Data items
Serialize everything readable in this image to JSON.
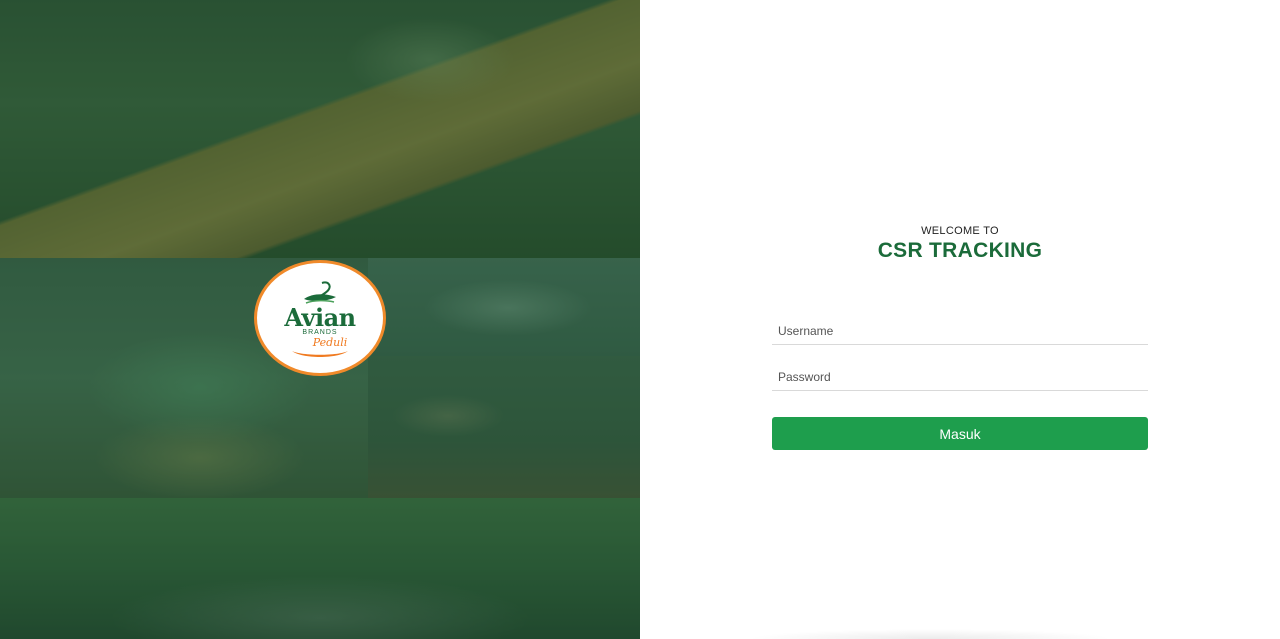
{
  "logo": {
    "word": "Avian",
    "sub": "BRANDS",
    "tagline": "Peduli"
  },
  "login": {
    "welcome": "WELCOME TO",
    "title": "CSR TRACKING",
    "username_placeholder": "Username",
    "password_placeholder": "Password",
    "submit_label": "Masuk"
  },
  "colors": {
    "brand_green": "#1b6b3a",
    "button_green": "#1e9e4d",
    "logo_orange": "#f08a2a"
  }
}
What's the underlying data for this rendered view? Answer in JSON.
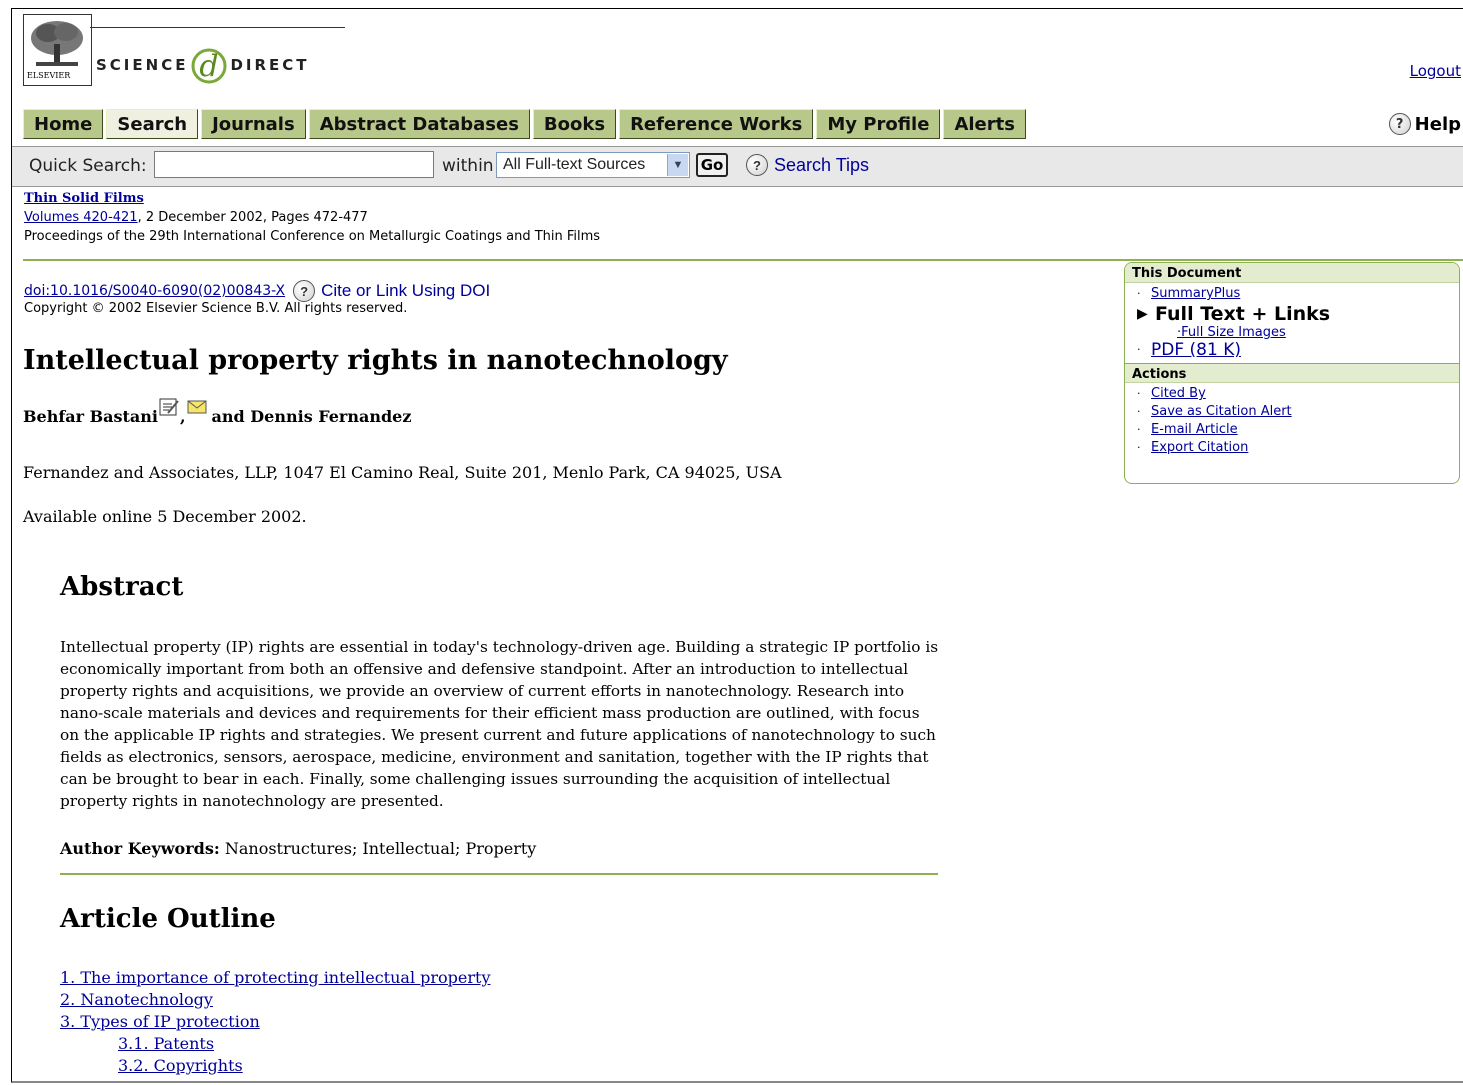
{
  "header": {
    "elsevier_label": "ELSEVIER",
    "brand_left": "SCIENCE",
    "brand_right": "DIRECT",
    "logout": "Logout"
  },
  "nav": {
    "items": [
      "Home",
      "Search",
      "Journals",
      "Abstract Databases",
      "Books",
      "Reference Works",
      "My Profile",
      "Alerts"
    ],
    "help": "Help"
  },
  "quick_search": {
    "label": "Quick Search:",
    "value": "",
    "within_label": "within",
    "selected_source": "All Full-text Sources",
    "go": "Go",
    "tips": "Search Tips"
  },
  "journal": {
    "title": "Thin Solid Films",
    "volume_link": "Volumes 420-421",
    "date_pages": ", 2 December 2002, Pages 472-477",
    "proceedings": "Proceedings of the 29th International Conference on Metallurgic Coatings and Thin Films"
  },
  "article": {
    "doi": "doi:10.1016/S0040-6090(02)00843-X",
    "cite_link": "Cite or Link Using DOI",
    "copyright": "Copyright © 2002 Elsevier Science B.V. All rights reserved.",
    "title": "Intellectual property rights in nanotechnology",
    "author1": "Behfar Bastani",
    "author_sep": ",",
    "author_conj": "and Dennis Fernandez",
    "affiliation": "Fernandez and Associates, LLP, 1047 El Camino Real, Suite 201, Menlo Park, CA 94025, USA",
    "available": "Available online 5 December 2002."
  },
  "abstract": {
    "heading": "Abstract",
    "text": "Intellectual property (IP) rights are essential in today's technology-driven age. Building a strategic IP portfolio is economically important from both an offensive and defensive standpoint. After an introduction to intellectual property rights and acquisitions, we provide an overview of current efforts in nanotechnology. Research into nano-scale materials and devices and requirements for their efficient mass production are outlined, with focus on the applicable IP rights and strategies. We present current and future applications of nanotechnology to such fields as electronics, sensors, aerospace, medicine, environment and sanitation, together with the IP rights that can be brought to bear in each. Finally, some challenging issues surrounding the acquisition of intellectual property rights in nanotechnology are presented.",
    "keywords_label": "Author Keywords:",
    "keywords": "Nanostructures; Intellectual; Property"
  },
  "outline": {
    "heading": "Article Outline",
    "items": [
      "1. The importance of protecting intellectual property",
      "2. Nanotechnology",
      "3. Types of IP protection",
      "3.1. Patents",
      "3.2. Copyrights"
    ]
  },
  "sidebar": {
    "this_document": "This Document",
    "summary_plus": "SummaryPlus",
    "full_text": "Full Text + Links",
    "full_size_images": "·Full Size Images",
    "pdf": "PDF (81 K)",
    "actions": "Actions",
    "action_items": [
      "Cited By",
      "Save as Citation Alert",
      "E-mail Article",
      "Export Citation"
    ]
  },
  "colors": {
    "nav_button": "#b8c88a",
    "accent_rule": "#8fb050",
    "link": "#000099"
  }
}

DIRECTION. Identify which lines contain the word "Full" and copy each one.

COMPLETED TASK.
    "selected_source": "All Full-text Sources",
    "full_text": "Full Text + Links",
    "full_size_images": "·Full Size Images",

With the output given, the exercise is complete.